<<<<

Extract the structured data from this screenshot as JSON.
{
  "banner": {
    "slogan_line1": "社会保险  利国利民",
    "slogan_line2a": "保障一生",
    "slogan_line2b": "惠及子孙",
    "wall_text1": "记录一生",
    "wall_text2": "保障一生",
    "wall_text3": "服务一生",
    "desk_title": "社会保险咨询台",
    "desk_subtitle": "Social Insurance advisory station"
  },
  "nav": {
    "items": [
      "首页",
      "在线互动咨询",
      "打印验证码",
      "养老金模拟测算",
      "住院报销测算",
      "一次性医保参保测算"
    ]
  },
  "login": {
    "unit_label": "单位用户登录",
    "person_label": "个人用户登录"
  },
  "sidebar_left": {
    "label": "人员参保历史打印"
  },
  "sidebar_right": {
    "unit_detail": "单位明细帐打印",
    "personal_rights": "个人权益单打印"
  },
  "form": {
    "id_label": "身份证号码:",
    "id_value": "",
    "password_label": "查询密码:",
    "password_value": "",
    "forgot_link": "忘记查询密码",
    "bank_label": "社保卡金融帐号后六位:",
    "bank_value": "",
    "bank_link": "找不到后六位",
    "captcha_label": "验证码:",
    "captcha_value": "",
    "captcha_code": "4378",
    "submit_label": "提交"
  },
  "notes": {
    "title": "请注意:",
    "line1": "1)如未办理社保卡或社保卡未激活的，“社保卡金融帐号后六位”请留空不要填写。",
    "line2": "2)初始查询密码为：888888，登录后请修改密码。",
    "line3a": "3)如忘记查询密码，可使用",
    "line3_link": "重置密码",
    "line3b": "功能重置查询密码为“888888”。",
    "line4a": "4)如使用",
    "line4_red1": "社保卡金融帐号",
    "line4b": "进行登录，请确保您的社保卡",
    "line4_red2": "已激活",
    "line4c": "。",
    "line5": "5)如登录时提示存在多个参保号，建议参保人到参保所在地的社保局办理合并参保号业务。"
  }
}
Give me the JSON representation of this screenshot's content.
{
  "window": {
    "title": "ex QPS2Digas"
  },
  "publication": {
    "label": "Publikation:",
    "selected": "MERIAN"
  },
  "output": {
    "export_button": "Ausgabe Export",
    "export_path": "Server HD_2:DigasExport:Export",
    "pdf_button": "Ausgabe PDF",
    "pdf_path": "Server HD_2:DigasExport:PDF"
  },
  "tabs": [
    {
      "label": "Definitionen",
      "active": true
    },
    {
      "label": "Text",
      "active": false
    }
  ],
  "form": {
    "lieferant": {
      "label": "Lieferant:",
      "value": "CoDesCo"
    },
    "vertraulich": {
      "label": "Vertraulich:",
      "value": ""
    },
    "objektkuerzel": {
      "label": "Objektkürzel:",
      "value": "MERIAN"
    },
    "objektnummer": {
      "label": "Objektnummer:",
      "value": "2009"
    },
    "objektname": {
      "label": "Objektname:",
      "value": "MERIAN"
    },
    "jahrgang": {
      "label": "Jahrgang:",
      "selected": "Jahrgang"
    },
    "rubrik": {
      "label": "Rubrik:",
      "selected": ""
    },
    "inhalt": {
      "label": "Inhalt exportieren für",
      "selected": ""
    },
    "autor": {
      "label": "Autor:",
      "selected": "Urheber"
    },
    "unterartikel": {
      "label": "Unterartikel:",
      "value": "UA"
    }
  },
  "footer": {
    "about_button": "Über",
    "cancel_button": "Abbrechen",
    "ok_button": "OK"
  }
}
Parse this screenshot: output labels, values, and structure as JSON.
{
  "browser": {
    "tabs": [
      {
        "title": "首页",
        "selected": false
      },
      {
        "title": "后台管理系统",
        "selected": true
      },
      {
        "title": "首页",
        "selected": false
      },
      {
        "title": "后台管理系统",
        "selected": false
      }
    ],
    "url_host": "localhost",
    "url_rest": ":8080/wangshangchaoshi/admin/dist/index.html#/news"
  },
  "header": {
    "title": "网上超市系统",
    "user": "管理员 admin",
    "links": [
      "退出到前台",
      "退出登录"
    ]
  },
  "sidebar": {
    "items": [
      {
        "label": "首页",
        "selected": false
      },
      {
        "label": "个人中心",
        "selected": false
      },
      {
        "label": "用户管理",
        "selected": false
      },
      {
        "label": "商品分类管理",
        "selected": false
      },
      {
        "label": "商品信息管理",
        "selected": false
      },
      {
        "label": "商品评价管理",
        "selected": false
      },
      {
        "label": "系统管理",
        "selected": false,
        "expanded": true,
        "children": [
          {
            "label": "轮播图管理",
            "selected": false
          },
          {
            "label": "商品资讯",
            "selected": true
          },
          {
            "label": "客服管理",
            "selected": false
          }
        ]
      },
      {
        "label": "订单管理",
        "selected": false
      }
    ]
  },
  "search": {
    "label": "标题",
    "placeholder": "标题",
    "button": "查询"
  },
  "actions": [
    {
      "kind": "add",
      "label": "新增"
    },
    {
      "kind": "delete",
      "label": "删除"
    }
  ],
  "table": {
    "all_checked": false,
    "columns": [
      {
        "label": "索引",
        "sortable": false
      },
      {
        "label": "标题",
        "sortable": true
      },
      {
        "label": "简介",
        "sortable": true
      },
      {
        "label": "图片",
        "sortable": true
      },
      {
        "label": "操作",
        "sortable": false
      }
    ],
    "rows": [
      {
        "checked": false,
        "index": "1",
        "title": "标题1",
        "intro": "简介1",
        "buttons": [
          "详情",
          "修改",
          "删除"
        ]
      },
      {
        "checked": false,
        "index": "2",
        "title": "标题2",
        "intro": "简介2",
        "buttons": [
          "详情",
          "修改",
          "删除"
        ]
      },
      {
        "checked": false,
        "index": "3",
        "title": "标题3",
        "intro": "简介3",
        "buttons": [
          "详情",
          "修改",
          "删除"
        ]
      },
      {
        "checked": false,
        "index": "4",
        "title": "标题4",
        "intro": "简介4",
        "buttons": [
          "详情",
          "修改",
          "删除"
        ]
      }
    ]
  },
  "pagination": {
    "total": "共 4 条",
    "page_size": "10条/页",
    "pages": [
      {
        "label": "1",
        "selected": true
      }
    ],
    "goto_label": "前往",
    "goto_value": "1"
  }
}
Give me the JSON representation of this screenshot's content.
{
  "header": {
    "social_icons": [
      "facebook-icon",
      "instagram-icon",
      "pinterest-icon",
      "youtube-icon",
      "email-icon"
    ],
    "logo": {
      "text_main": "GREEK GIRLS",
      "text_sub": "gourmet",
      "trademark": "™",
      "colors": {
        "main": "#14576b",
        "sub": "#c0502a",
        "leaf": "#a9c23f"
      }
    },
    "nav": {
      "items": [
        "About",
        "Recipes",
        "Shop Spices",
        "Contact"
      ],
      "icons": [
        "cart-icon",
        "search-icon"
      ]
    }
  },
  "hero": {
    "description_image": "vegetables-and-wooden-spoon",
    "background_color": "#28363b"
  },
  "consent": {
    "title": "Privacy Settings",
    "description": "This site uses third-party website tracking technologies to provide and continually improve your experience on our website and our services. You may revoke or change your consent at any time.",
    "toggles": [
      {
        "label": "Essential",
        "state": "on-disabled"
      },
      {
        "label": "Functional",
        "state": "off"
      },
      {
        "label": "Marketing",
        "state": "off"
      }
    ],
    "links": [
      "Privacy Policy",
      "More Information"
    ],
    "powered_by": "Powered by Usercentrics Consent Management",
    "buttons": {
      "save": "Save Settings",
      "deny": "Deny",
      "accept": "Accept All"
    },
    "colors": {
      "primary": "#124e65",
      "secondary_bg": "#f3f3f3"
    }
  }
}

>>>>

* **Problem requirements**
Would you give the material above again, complete and exact?

* **Right answer**
Extract the structured data from this screenshot as JSON.
{
  "banner": {
    "slogan_line1": "社会保险  利国利民",
    "slogan_line2a": "保障一生",
    "slogan_line2b": "惠及子孙",
    "wall_text1": "记录一生",
    "wall_text2": "保障一生",
    "wall_text3": "服务一生",
    "desk_title": "社会保险咨询台",
    "desk_subtitle": "Social Insurance advisory station"
  },
  "nav": {
    "items": [
      "首页",
      "在线互动咨询",
      "打印验证码",
      "养老金模拟测算",
      "住院报销测算",
      "一次性医保参保测算"
    ]
  },
  "login": {
    "unit_label": "单位用户登录",
    "person_label": "个人用户登录"
  },
  "sidebar_left": {
    "label": "人员参保历史打印"
  },
  "sidebar_right": {
    "unit_detail": "单位明细帐打印",
    "personal_rights": "个人权益单打印"
  },
  "form": {
    "id_label": "身份证号码:",
    "id_value": "",
    "password_label": "查询密码:",
    "password_value": "",
    "forgot_link": "忘记查询密码",
    "bank_label": "社保卡金融帐号后六位:",
    "bank_value": "",
    "bank_link": "找不到后六位",
    "captcha_label": "验证码:",
    "captcha_value": "",
    "captcha_code": "4378",
    "submit_label": "提交"
  },
  "notes": {
    "title": "请注意:",
    "line1": "1)如未办理社保卡或社保卡未激活的，“社保卡金融帐号后六位”请留空不要填写。",
    "line2": "2)初始查询密码为：888888，登录后请修改密码。",
    "line3a": "3)如忘记查询密码，可使用",
    "line3_link": "重置密码",
    "line3b": "功能重置查询密码为“888888”。",
    "line4a": "4)如使用",
    "line4_red1": "社保卡金融帐号",
    "line4b": "进行登录，请确保您的社保卡",
    "line4_red2": "已激活",
    "line4c": "。",
    "line5": "5)如登录时提示存在多个参保号，建议参保人到参保所在地的社保局办理合并参保号业务。"
  }
}
Give me the JSON representation of this screenshot's content.
{
  "window": {
    "title": "ex QPS2Digas"
  },
  "publication": {
    "label": "Publikation:",
    "selected": "MERIAN"
  },
  "output": {
    "export_button": "Ausgabe Export",
    "export_path": "Server HD_2:DigasExport:Export",
    "pdf_button": "Ausgabe PDF",
    "pdf_path": "Server HD_2:DigasExport:PDF"
  },
  "tabs": [
    {
      "label": "Definitionen",
      "active": true
    },
    {
      "label": "Text",
      "active": false
    }
  ],
  "form": {
    "lieferant": {
      "label": "Lieferant:",
      "value": "CoDesCo"
    },
    "vertraulich": {
      "label": "Vertraulich:",
      "value": ""
    },
    "objektkuerzel": {
      "label": "Objektkürzel:",
      "value": "MERIAN"
    },
    "objektnummer": {
      "label": "Objektnummer:",
      "value": "2009"
    },
    "objektname": {
      "label": "Objektname:",
      "value": "MERIAN"
    },
    "jahrgang": {
      "label": "Jahrgang:",
      "selected": "Jahrgang"
    },
    "rubrik": {
      "label": "Rubrik:",
      "selected": ""
    },
    "inhalt": {
      "label": "Inhalt exportieren für",
      "selected": ""
    },
    "autor": {
      "label": "Autor:",
      "selected": "Urheber"
    },
    "unterartikel": {
      "label": "Unterartikel:",
      "value": "UA"
    }
  },
  "footer": {
    "about_button": "Über",
    "cancel_button": "Abbrechen",
    "ok_button": "OK"
  }
}
Parse this screenshot: output labels, values, and structure as JSON.
{
  "browser": {
    "tabs": [
      {
        "title": "首页",
        "selected": false
      },
      {
        "title": "后台管理系统",
        "selected": true
      },
      {
        "title": "首页",
        "selected": false
      },
      {
        "title": "后台管理系统",
        "selected": false
      }
    ],
    "url_host": "localhost",
    "url_rest": ":8080/wangshangchaoshi/admin/dist/index.html#/news"
  },
  "header": {
    "title": "网上超市系统",
    "user": "管理员 admin",
    "links": [
      "退出到前台",
      "退出登录"
    ]
  },
  "sidebar": {
    "items": [
      {
        "label": "首页",
        "selected": false
      },
      {
        "label": "个人中心",
        "selected": false
      },
      {
        "label": "用户管理",
        "selected": false
      },
      {
        "label": "商品分类管理",
        "selected": false
      },
      {
        "label": "商品信息管理",
        "selected": false
      },
      {
        "label": "商品评价管理",
        "selected": false
      },
      {
        "label": "系统管理",
        "selected": false,
        "expanded": true,
        "children": [
          {
            "label": "轮播图管理",
            "selected": false
          },
          {
            "label": "商品资讯",
            "selected": true
          },
          {
            "label": "客服管理",
            "selected": false
          }
        ]
      },
      {
        "label": "订单管理",
        "selected": false
      }
    ]
  },
  "search": {
    "label": "标题",
    "placeholder": "标题",
    "button": "查询"
  },
  "actions": [
    {
      "kind": "add",
      "label": "新增"
    },
    {
      "kind": "delete",
      "label": "删除"
    }
  ],
  "table": {
    "all_checked": false,
    "columns": [
      {
        "label": "索引",
        "sortable": false
      },
      {
        "label": "标题",
        "sortable": true
      },
      {
        "label": "简介",
        "sortable": true
      },
      {
        "label": "图片",
        "sortable": true
      },
      {
        "label": "操作",
        "sortable": false
      }
    ],
    "rows": [
      {
        "checked": false,
        "index": "1",
        "title": "标题1",
        "intro": "简介1",
        "buttons": [
          "详情",
          "修改",
          "删除"
        ]
      },
      {
        "checked": false,
        "index": "2",
        "title": "标题2",
        "intro": "简介2",
        "buttons": [
          "详情",
          "修改",
          "删除"
        ]
      },
      {
        "checked": false,
        "index": "3",
        "title": "标题3",
        "intro": "简介3",
        "buttons": [
          "详情",
          "修改",
          "删除"
        ]
      },
      {
        "checked": false,
        "index": "4",
        "title": "标题4",
        "intro": "简介4",
        "buttons": [
          "详情",
          "修改",
          "删除"
        ]
      }
    ]
  },
  "pagination": {
    "total": "共 4 条",
    "page_size": "10条/页",
    "pages": [
      {
        "label": "1",
        "selected": true
      }
    ],
    "goto_label": "前往",
    "goto_value": "1"
  }
}
Give me the JSON representation of this screenshot's content.
{
  "header": {
    "social_icons": [
      "facebook-icon",
      "instagram-icon",
      "pinterest-icon",
      "youtube-icon",
      "email-icon"
    ],
    "logo": {
      "text_main": "GREEK GIRLS",
      "text_sub": "gourmet",
      "trademark": "™",
      "colors": {
        "main": "#14576b",
        "sub": "#c0502a",
        "leaf": "#a9c23f"
      }
    },
    "nav": {
      "items": [
        "About",
        "Recipes",
        "Shop Spices",
        "Contact"
      ],
      "icons": [
        "cart-icon",
        "search-icon"
      ]
    }
  },
  "hero": {
    "description_image": "vegetables-and-wooden-spoon",
    "background_color": "#28363b"
  },
  "consent": {
    "title": "Privacy Settings",
    "description": "This site uses third-party website tracking technologies to provide and continually improve your experience on our website and our services. You may revoke or change your consent at any time.",
    "toggles": [
      {
        "label": "Essential",
        "state": "on-disabled"
      },
      {
        "label": "Functional",
        "state": "off"
      },
      {
        "label": "Marketing",
        "state": "off"
      }
    ],
    "links": [
      "Privacy Policy",
      "More Information"
    ],
    "powered_by": "Powered by Usercentrics Consent Management",
    "buttons": {
      "save": "Save Settings",
      "deny": "Deny",
      "accept": "Accept All"
    },
    "colors": {
      "primary": "#124e65",
      "secondary_bg": "#f3f3f3"
    }
  }
}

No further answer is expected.